▸ **Written task**: Scan each line of the records for the word "this" and extract the ones that have it.

▸ **Source data**:
--------------------------------

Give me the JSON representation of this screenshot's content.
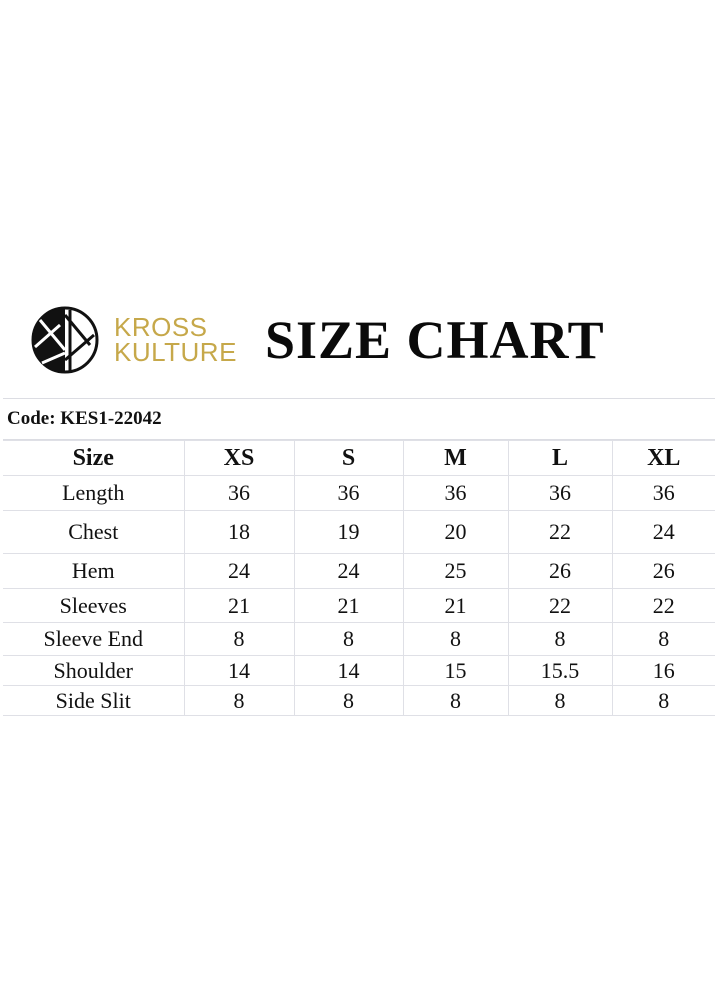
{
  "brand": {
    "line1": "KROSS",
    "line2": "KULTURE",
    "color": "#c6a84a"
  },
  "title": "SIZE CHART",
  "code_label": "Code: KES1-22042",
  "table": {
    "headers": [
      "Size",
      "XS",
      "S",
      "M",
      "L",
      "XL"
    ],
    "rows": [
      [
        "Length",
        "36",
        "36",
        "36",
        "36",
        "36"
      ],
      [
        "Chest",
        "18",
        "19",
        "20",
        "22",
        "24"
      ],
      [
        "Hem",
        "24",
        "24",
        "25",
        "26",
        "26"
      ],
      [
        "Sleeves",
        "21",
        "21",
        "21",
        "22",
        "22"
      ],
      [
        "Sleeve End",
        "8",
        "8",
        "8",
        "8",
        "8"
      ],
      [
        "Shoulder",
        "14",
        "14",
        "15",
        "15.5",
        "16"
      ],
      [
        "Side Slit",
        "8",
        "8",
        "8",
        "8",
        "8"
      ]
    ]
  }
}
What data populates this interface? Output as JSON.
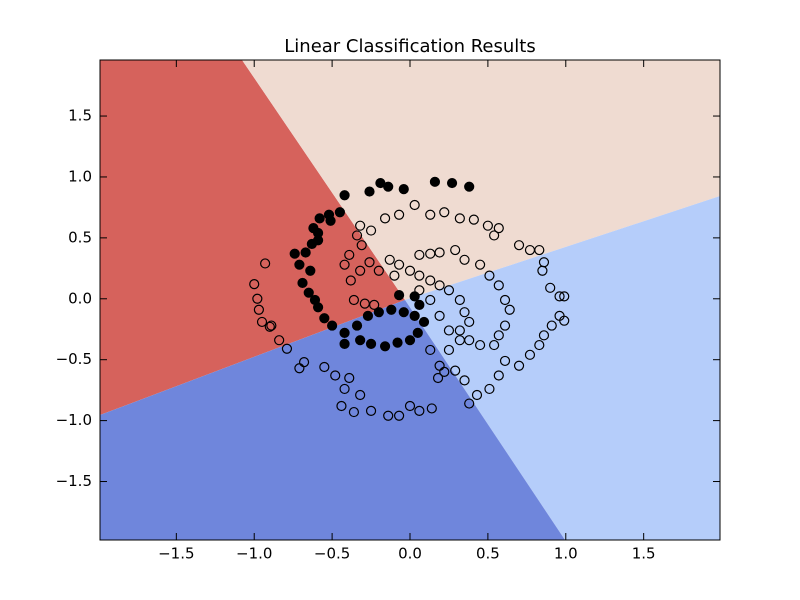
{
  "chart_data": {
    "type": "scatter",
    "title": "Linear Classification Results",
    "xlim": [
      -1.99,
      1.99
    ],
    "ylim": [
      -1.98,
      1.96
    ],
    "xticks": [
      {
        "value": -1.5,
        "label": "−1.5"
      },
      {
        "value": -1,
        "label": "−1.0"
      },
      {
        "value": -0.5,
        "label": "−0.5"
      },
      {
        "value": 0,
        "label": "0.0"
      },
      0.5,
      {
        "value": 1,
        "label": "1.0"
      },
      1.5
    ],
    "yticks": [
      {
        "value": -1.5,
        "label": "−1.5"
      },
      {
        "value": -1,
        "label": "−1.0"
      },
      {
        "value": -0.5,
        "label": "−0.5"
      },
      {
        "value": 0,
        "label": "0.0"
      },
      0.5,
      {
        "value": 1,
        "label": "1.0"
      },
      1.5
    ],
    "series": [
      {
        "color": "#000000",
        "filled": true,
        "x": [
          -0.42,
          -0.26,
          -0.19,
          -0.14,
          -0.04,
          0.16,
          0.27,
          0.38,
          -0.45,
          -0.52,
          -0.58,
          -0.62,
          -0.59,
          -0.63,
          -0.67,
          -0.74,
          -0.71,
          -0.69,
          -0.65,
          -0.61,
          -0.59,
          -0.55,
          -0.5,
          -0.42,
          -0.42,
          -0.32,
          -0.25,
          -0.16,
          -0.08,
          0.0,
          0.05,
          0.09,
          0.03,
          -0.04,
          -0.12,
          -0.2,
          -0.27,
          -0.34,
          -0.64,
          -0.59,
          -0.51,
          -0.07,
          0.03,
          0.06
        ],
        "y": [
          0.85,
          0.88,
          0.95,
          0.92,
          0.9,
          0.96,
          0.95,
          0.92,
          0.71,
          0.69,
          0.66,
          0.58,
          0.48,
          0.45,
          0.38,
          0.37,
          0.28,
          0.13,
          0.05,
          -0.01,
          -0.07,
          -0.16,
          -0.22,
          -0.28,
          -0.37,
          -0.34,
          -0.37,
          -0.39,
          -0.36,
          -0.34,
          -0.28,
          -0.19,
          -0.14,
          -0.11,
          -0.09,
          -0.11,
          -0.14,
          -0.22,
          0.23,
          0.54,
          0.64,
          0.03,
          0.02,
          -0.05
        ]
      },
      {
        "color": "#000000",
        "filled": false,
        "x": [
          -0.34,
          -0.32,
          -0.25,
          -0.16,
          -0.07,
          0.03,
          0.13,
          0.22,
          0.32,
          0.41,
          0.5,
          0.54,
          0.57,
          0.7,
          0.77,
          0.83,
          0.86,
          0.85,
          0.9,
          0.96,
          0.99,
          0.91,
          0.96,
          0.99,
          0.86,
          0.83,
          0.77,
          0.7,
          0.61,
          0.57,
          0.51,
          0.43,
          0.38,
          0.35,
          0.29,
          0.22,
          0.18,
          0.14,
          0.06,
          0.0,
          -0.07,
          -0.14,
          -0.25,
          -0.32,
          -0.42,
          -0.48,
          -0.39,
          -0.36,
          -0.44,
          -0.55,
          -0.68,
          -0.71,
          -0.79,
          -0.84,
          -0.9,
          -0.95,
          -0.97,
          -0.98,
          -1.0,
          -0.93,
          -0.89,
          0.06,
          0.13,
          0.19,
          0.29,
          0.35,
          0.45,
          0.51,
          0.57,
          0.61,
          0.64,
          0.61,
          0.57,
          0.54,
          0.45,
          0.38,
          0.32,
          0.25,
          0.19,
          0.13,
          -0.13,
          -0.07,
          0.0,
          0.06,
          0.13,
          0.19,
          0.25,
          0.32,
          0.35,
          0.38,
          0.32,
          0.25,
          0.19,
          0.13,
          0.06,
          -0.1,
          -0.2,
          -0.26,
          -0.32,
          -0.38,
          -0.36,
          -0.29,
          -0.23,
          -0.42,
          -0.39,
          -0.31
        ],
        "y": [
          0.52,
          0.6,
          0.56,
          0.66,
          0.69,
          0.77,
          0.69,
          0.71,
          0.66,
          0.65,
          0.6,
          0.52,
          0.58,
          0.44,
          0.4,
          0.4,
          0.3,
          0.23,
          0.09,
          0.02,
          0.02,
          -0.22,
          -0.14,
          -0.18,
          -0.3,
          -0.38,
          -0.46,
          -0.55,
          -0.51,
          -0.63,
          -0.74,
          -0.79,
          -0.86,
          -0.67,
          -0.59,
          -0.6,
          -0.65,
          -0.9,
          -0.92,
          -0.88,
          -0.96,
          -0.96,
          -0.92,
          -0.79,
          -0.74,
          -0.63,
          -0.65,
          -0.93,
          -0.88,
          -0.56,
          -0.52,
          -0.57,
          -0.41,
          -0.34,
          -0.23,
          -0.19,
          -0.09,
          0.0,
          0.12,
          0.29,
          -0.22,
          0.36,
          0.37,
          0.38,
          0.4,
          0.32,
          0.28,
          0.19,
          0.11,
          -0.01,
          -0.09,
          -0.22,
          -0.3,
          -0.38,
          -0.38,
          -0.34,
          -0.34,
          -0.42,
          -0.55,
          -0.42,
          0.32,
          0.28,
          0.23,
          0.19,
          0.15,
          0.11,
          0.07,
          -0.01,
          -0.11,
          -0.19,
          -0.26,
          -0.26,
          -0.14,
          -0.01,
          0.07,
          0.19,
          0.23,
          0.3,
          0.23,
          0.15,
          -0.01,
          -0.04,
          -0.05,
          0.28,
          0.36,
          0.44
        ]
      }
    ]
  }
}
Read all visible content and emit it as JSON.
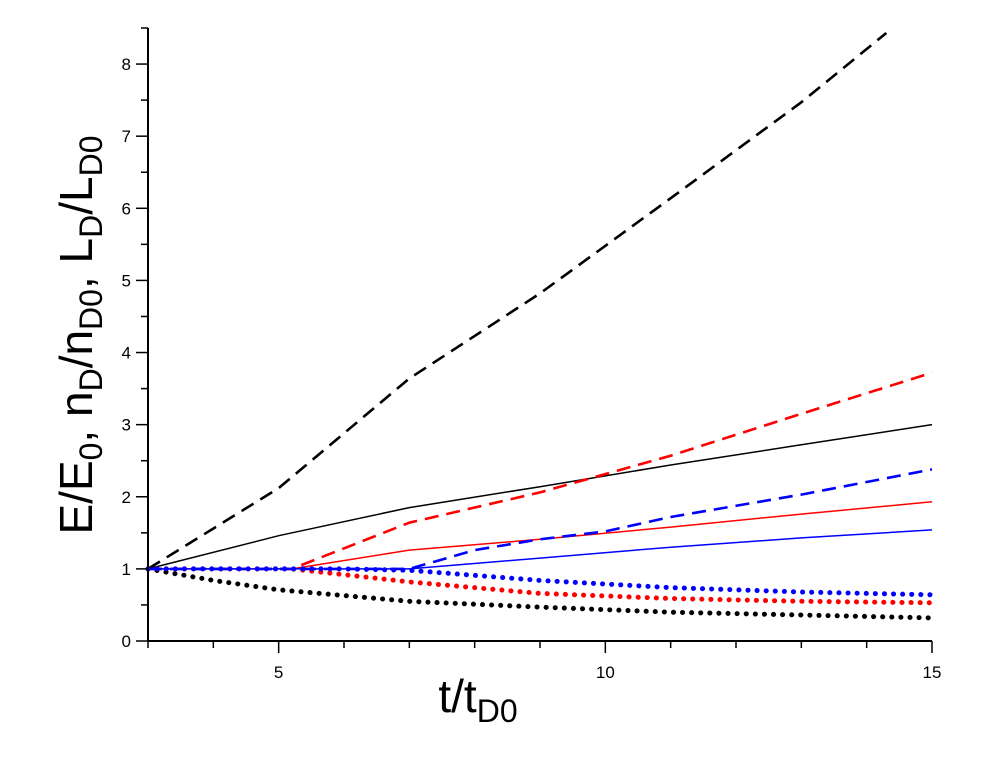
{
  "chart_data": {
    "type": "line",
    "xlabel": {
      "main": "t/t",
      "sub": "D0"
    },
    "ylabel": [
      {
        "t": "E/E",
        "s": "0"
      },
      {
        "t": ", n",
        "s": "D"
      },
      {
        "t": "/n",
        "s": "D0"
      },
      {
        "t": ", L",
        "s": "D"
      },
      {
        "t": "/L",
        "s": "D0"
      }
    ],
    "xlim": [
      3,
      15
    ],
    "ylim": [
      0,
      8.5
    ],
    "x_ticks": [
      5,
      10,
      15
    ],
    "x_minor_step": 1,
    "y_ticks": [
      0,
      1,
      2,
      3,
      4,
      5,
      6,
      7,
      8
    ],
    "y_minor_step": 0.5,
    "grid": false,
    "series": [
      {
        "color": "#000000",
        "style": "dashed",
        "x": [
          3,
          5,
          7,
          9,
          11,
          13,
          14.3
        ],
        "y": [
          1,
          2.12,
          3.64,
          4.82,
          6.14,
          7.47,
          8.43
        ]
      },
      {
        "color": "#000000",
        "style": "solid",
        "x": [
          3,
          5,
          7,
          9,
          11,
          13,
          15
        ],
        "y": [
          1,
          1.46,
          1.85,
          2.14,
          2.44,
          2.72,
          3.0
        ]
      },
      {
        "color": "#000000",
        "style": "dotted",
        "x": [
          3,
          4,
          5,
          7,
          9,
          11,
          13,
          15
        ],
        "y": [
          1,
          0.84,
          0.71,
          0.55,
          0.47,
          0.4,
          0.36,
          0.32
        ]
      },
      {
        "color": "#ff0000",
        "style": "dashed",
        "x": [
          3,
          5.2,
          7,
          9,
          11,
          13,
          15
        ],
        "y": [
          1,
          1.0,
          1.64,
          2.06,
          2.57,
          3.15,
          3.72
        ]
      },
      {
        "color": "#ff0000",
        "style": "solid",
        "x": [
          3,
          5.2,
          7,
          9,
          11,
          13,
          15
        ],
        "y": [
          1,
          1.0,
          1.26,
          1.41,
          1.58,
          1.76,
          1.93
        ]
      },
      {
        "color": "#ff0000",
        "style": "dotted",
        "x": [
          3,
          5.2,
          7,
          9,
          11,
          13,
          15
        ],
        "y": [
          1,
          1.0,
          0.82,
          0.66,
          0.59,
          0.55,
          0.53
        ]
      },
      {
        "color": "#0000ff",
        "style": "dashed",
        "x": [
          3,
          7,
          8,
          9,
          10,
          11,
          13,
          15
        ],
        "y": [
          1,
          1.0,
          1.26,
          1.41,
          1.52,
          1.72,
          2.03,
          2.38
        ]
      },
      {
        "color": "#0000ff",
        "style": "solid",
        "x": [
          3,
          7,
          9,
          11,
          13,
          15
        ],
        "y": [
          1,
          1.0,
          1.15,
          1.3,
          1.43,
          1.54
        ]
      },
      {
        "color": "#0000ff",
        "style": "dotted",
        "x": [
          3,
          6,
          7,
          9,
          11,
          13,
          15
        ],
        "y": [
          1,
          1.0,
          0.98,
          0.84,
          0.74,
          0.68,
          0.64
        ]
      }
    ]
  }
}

--------------------------------

▸ **Exercise answer**:
Give me the JSON representation of this screenshot's content.
What data populates this interface? Output as JSON.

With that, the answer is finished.